> _Task prompt_
Your task is to tally the lines of the listing containing the word "name" and report the figure alone.

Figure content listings
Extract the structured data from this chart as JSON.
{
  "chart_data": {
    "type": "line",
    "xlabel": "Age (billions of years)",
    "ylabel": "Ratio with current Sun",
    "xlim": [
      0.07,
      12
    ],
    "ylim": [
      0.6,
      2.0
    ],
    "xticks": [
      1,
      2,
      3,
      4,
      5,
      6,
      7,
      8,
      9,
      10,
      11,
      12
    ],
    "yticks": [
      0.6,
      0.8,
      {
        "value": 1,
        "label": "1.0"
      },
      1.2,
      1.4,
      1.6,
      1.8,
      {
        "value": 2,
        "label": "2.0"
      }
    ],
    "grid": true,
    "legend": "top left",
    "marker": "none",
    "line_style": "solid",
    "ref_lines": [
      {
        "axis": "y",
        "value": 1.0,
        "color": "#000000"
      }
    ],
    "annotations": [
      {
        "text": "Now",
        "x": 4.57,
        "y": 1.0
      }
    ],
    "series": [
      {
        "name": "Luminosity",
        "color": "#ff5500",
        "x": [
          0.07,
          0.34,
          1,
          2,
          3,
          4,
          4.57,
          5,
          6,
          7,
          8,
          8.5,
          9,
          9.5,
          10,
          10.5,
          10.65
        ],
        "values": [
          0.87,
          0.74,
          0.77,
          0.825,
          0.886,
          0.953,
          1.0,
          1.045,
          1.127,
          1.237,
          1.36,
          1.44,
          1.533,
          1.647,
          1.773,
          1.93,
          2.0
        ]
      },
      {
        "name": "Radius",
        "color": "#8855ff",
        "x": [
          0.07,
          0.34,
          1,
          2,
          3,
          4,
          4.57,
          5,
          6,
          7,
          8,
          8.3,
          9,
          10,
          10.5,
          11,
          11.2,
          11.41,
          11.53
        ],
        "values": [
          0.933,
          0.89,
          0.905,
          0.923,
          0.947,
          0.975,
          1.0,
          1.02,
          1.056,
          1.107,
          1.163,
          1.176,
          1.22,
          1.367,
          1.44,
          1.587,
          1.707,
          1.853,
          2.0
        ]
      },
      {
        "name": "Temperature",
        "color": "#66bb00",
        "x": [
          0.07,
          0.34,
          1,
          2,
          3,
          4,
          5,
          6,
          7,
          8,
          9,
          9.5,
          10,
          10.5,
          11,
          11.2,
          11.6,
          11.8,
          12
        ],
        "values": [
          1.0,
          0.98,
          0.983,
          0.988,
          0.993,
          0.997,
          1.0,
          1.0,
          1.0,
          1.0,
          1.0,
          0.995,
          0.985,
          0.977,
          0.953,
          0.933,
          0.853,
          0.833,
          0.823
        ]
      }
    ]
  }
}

> _The answer_
3